* **Try it**
Give the number of lines below that hold "Reservados", and only that.

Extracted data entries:
□ □ □ □ □

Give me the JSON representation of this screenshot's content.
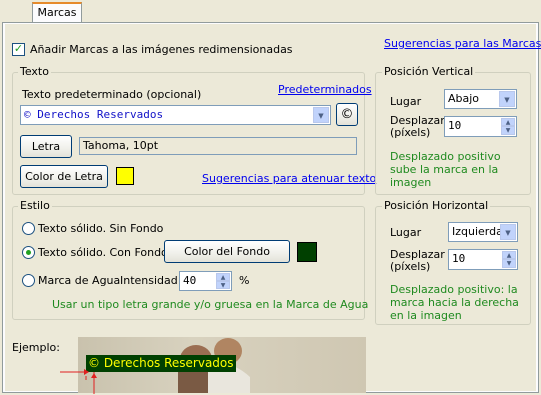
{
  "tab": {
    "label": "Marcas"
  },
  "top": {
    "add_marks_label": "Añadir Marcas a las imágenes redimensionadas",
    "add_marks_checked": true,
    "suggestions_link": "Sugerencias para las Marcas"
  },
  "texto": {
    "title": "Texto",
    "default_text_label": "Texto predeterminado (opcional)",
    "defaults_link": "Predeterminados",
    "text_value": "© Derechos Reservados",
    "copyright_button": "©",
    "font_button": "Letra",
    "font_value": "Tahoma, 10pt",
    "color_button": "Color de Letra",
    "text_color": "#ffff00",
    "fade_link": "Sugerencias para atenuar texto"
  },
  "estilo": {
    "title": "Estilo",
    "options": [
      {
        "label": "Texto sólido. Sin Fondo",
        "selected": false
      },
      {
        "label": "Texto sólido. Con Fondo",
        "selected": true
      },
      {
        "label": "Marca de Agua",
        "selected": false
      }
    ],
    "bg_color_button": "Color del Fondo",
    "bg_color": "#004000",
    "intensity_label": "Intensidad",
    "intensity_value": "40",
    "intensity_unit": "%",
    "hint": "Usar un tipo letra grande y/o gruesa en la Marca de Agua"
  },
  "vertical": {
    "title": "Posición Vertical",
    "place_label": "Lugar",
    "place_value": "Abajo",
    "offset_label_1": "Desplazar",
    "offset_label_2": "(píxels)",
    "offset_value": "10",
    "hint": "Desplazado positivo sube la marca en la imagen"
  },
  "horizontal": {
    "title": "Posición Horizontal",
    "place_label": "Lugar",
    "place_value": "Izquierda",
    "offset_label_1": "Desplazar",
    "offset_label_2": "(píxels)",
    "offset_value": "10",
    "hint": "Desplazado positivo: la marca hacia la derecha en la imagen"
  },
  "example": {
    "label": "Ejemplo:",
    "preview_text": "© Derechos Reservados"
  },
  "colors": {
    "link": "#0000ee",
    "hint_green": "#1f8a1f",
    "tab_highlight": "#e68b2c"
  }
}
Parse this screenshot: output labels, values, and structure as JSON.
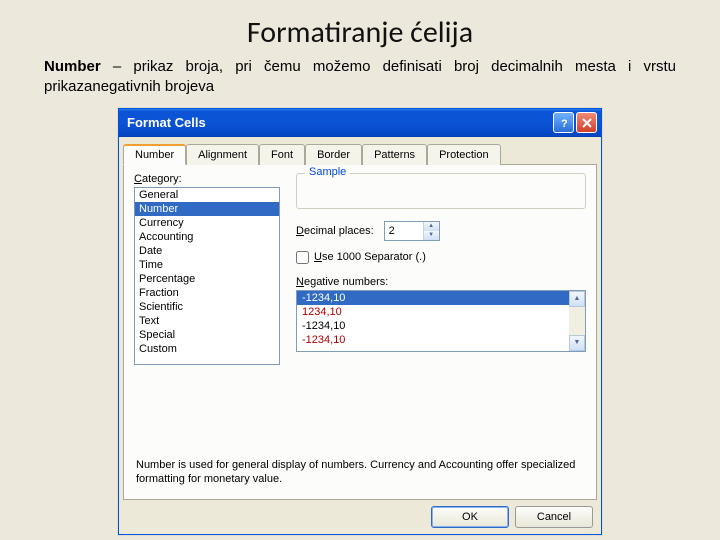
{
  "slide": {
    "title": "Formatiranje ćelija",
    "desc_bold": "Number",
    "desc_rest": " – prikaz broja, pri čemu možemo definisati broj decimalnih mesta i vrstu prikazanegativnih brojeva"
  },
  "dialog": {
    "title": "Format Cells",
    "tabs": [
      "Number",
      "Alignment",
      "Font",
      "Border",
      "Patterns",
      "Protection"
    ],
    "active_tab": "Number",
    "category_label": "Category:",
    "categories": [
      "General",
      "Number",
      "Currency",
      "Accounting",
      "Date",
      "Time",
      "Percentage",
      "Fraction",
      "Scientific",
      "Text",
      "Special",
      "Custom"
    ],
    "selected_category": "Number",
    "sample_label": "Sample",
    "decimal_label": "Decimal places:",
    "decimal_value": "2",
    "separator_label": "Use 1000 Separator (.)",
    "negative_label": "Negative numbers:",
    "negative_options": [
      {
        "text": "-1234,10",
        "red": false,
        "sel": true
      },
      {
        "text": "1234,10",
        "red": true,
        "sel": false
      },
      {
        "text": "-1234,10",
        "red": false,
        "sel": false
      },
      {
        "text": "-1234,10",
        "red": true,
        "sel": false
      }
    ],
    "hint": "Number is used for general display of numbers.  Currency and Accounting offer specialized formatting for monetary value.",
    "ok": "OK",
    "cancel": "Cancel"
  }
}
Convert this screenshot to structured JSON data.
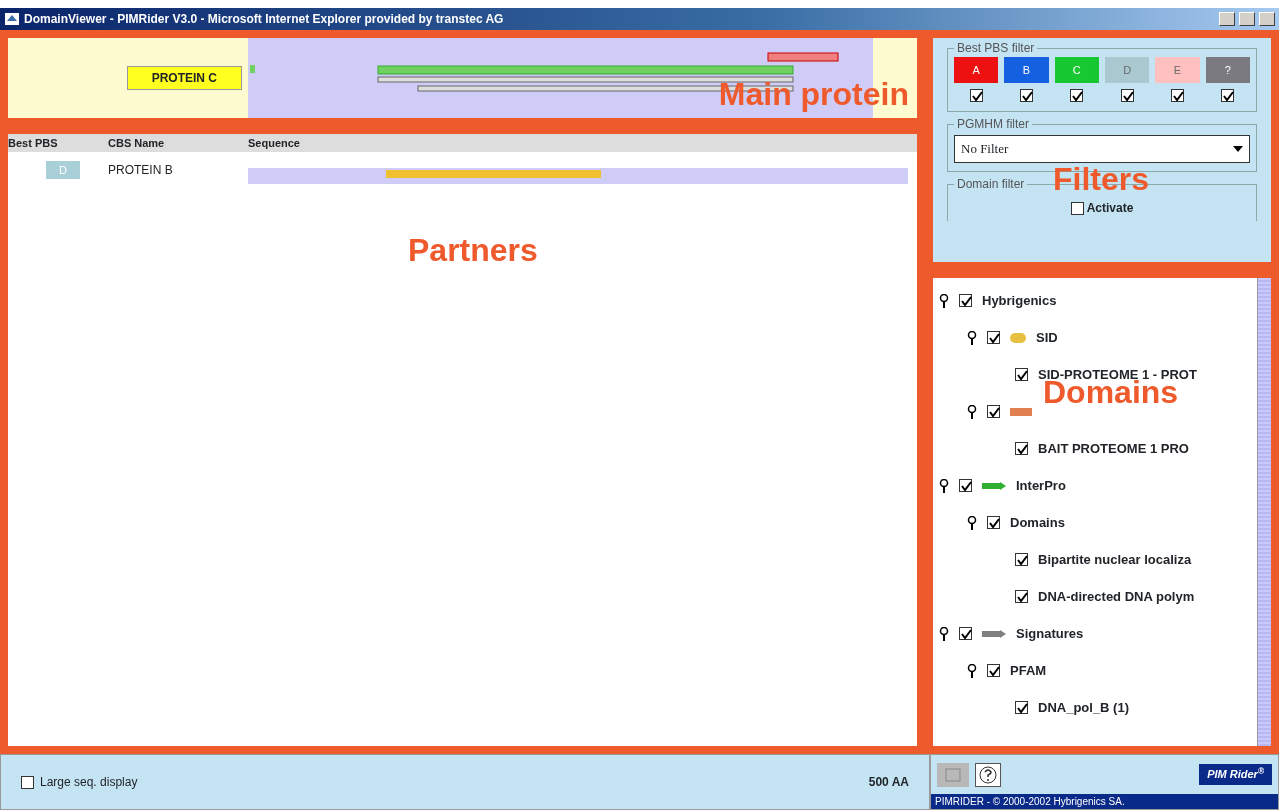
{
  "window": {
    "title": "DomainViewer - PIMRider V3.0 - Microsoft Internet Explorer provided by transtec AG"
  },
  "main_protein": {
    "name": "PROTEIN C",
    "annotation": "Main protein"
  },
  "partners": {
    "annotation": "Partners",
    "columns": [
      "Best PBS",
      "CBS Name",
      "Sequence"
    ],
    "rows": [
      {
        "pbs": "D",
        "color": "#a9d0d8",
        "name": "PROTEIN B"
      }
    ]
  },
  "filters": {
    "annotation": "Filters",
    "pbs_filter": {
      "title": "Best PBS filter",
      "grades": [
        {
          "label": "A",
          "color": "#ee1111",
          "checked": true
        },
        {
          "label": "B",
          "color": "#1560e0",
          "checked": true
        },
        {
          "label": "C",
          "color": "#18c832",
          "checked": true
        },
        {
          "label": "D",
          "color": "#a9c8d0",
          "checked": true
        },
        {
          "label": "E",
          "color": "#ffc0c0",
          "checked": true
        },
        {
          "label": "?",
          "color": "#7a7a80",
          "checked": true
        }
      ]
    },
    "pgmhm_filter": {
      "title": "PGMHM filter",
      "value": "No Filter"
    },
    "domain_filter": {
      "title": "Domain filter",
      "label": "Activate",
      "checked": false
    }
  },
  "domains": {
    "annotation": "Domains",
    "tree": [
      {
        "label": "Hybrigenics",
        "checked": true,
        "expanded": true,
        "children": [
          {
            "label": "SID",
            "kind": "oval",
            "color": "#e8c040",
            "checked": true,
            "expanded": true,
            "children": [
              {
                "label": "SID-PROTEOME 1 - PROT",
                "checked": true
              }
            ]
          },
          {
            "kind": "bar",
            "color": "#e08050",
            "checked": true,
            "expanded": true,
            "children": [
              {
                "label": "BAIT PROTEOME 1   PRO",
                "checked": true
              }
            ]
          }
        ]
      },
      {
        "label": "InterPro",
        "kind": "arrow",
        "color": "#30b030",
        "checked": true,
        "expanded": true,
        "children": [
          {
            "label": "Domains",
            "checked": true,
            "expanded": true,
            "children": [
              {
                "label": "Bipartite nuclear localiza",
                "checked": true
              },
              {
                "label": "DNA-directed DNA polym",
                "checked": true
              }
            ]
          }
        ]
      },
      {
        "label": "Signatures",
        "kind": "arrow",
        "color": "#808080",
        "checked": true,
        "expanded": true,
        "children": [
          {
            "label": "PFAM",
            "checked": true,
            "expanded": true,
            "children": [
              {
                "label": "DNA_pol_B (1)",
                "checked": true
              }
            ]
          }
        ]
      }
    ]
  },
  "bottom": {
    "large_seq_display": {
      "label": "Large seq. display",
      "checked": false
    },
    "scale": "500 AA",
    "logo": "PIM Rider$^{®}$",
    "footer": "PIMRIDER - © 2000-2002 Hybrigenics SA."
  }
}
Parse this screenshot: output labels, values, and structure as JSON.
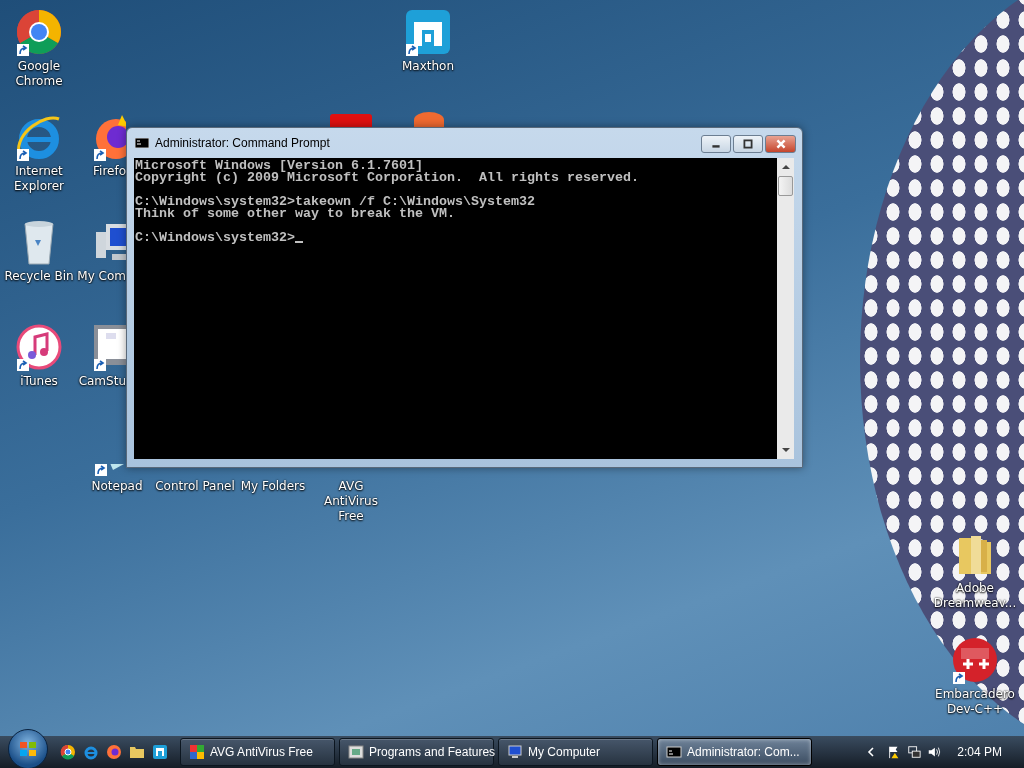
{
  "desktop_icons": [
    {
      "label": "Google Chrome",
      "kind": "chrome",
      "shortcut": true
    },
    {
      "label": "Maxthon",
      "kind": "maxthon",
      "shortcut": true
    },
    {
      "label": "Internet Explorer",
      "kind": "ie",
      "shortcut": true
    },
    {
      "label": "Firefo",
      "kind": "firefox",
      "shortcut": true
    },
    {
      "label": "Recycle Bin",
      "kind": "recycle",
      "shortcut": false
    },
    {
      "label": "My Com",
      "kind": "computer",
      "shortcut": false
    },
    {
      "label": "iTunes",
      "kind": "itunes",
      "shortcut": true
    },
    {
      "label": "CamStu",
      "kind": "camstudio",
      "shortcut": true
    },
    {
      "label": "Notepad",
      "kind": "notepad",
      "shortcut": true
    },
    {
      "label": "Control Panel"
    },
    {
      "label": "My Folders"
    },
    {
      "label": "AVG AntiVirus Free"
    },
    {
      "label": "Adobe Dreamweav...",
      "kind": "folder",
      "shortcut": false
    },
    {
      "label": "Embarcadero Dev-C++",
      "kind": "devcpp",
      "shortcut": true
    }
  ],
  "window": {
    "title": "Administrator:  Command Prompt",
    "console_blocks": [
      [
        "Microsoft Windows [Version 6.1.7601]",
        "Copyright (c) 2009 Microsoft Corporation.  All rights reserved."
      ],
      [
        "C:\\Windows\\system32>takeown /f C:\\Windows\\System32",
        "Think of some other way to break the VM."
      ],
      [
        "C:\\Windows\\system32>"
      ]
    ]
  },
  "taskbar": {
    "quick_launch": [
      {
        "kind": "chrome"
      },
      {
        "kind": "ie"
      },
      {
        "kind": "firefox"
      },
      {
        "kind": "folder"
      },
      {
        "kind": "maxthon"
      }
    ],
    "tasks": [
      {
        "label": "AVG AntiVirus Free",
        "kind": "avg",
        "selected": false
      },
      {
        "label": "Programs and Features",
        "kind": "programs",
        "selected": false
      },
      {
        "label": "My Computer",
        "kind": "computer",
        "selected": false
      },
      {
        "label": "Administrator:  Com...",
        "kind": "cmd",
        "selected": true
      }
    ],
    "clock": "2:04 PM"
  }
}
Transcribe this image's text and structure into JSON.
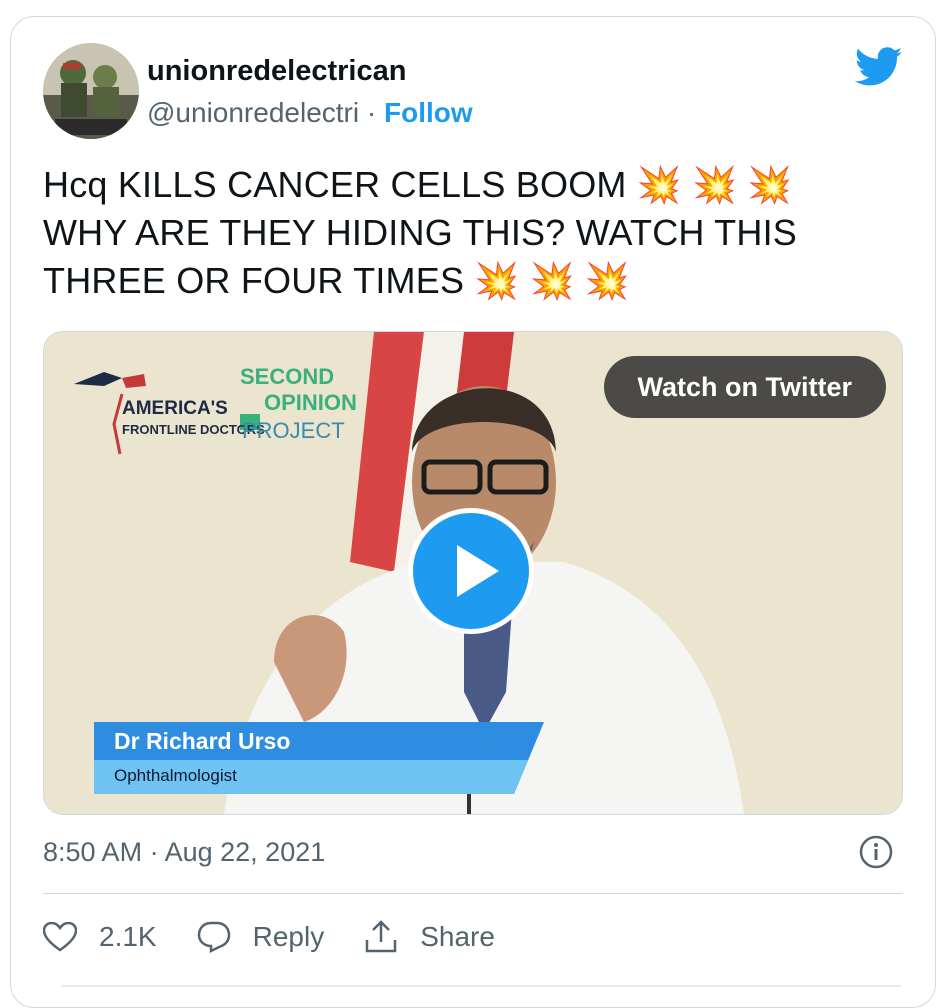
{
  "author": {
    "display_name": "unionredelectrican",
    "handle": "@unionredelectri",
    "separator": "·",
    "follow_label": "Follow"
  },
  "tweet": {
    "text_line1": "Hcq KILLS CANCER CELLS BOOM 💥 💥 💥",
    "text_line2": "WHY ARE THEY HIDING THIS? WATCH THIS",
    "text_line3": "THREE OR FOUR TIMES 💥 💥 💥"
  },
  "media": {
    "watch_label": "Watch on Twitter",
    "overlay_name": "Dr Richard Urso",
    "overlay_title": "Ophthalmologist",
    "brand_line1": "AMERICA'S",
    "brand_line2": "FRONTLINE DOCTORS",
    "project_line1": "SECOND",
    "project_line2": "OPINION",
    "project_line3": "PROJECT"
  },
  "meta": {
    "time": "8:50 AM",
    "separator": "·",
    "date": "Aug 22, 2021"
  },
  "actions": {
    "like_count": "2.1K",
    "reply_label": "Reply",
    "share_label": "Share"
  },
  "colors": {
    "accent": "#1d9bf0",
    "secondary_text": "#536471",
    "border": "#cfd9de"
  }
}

□ □ □ □ □

* **Output of the exercise**
2